**Short task**
Nothing may be dropped or altered: reproduce all the data.

— START Source data —

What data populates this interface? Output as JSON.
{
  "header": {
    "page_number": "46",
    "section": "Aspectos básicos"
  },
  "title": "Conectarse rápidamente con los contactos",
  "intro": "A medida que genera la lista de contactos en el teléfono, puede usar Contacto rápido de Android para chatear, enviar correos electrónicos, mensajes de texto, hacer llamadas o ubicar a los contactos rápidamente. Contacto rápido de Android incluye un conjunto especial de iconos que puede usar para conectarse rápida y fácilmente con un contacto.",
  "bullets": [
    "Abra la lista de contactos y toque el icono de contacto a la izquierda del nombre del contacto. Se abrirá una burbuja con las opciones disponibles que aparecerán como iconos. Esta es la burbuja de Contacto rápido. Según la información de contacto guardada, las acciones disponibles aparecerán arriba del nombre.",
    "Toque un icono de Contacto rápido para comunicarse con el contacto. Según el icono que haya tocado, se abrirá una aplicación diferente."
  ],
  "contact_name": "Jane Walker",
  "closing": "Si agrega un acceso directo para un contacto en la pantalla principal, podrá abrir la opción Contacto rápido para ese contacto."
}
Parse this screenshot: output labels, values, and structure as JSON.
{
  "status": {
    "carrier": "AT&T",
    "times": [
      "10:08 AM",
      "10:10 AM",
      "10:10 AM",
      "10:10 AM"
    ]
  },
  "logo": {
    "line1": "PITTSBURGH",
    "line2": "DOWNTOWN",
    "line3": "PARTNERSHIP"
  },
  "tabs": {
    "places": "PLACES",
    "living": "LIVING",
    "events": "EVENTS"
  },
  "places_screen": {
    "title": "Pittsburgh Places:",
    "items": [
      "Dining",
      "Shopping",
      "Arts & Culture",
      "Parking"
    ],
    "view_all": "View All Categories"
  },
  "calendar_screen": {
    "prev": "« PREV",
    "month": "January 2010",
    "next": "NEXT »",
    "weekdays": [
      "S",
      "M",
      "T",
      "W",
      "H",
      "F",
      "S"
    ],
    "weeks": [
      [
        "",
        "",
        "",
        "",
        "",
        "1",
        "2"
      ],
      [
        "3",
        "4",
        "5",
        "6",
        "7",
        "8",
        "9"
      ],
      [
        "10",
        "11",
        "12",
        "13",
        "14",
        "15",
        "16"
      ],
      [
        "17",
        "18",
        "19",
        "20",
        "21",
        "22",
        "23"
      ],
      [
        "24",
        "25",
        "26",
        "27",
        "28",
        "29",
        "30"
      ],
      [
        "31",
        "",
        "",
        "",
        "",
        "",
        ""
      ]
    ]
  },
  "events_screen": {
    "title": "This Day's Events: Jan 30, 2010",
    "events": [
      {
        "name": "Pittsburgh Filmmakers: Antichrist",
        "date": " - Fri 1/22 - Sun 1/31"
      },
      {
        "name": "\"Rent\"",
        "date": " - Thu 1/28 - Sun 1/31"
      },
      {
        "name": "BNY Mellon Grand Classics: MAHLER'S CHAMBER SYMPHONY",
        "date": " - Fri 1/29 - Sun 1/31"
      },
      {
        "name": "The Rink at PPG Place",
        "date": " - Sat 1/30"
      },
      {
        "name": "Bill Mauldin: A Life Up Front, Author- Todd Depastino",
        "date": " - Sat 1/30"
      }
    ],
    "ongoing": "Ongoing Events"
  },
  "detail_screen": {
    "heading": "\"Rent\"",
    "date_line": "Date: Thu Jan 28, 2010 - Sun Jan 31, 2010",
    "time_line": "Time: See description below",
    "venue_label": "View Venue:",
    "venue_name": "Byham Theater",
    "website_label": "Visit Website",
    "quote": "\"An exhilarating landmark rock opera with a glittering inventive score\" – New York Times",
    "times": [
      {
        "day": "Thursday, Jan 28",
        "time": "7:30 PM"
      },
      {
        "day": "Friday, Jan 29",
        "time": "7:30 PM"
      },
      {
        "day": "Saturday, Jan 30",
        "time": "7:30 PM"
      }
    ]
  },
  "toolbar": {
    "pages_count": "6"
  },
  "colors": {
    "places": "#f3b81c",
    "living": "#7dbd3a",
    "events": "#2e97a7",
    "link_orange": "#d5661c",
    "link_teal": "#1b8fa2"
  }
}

— END Source data —

**Reply**
What data populates this interface? Output as JSON.
{
  "header": {
    "page_number": "46",
    "section": "Aspectos básicos"
  },
  "title": "Conectarse rápidamente con los contactos",
  "intro": "A medida que genera la lista de contactos en el teléfono, puede usar Contacto rápido de Android para chatear, enviar correos electrónicos, mensajes de texto, hacer llamadas o ubicar a los contactos rápidamente. Contacto rápido de Android incluye un conjunto especial de iconos que puede usar para conectarse rápida y fácilmente con un contacto.",
  "bullets": [
    "Abra la lista de contactos y toque el icono de contacto a la izquierda del nombre del contacto. Se abrirá una burbuja con las opciones disponibles que aparecerán como iconos. Esta es la burbuja de Contacto rápido. Según la información de contacto guardada, las acciones disponibles aparecerán arriba del nombre.",
    "Toque un icono de Contacto rápido para comunicarse con el contacto. Según el icono que haya tocado, se abrirá una aplicación diferente."
  ],
  "contact_name": "Jane Walker",
  "closing": "Si agrega un acceso directo para un contacto en la pantalla principal, podrá abrir la opción Contacto rápido para ese contacto."
}
Parse this screenshot: output labels, values, and structure as JSON.
{
  "status": {
    "carrier": "AT&T",
    "times": [
      "10:08 AM",
      "10:10 AM",
      "10:10 AM",
      "10:10 AM"
    ]
  },
  "logo": {
    "line1": "PITTSBURGH",
    "line2": "DOWNTOWN",
    "line3": "PARTNERSHIP"
  },
  "tabs": {
    "places": "PLACES",
    "living": "LIVING",
    "events": "EVENTS"
  },
  "places_screen": {
    "title": "Pittsburgh Places:",
    "items": [
      "Dining",
      "Shopping",
      "Arts & Culture",
      "Parking"
    ],
    "view_all": "View All Categories"
  },
  "calendar_screen": {
    "prev": "« PREV",
    "month": "January 2010",
    "next": "NEXT »",
    "weekdays": [
      "S",
      "M",
      "T",
      "W",
      "H",
      "F",
      "S"
    ],
    "weeks": [
      [
        "",
        "",
        "",
        "",
        "",
        "1",
        "2"
      ],
      [
        "3",
        "4",
        "5",
        "6",
        "7",
        "8",
        "9"
      ],
      [
        "10",
        "11",
        "12",
        "13",
        "14",
        "15",
        "16"
      ],
      [
        "17",
        "18",
        "19",
        "20",
        "21",
        "22",
        "23"
      ],
      [
        "24",
        "25",
        "26",
        "27",
        "28",
        "29",
        "30"
      ],
      [
        "31",
        "",
        "",
        "",
        "",
        "",
        ""
      ]
    ]
  },
  "events_screen": {
    "title": "This Day's Events: Jan 30, 2010",
    "events": [
      {
        "name": "Pittsburgh Filmmakers: Antichrist",
        "date": " - Fri 1/22 - Sun 1/31"
      },
      {
        "name": "\"Rent\"",
        "date": " - Thu 1/28 - Sun 1/31"
      },
      {
        "name": "BNY Mellon Grand Classics: MAHLER'S CHAMBER SYMPHONY",
        "date": " - Fri 1/29 - Sun 1/31"
      },
      {
        "name": "The Rink at PPG Place",
        "date": " - Sat 1/30"
      },
      {
        "name": "Bill Mauldin: A Life Up Front, Author- Todd Depastino",
        "date": " - Sat 1/30"
      }
    ],
    "ongoing": "Ongoing Events"
  },
  "detail_screen": {
    "heading": "\"Rent\"",
    "date_line": "Date: Thu Jan 28, 2010 - Sun Jan 31, 2010",
    "time_line": "Time: See description below",
    "venue_label": "View Venue:",
    "venue_name": "Byham Theater",
    "website_label": "Visit Website",
    "quote": "\"An exhilarating landmark rock opera with a glittering inventive score\" – New York Times",
    "times": [
      {
        "day": "Thursday, Jan 28",
        "time": "7:30 PM"
      },
      {
        "day": "Friday, Jan 29",
        "time": "7:30 PM"
      },
      {
        "day": "Saturday, Jan 30",
        "time": "7:30 PM"
      }
    ]
  },
  "toolbar": {
    "pages_count": "6"
  },
  "colors": {
    "places": "#f3b81c",
    "living": "#7dbd3a",
    "events": "#2e97a7",
    "link_orange": "#d5661c",
    "link_teal": "#1b8fa2"
  }
}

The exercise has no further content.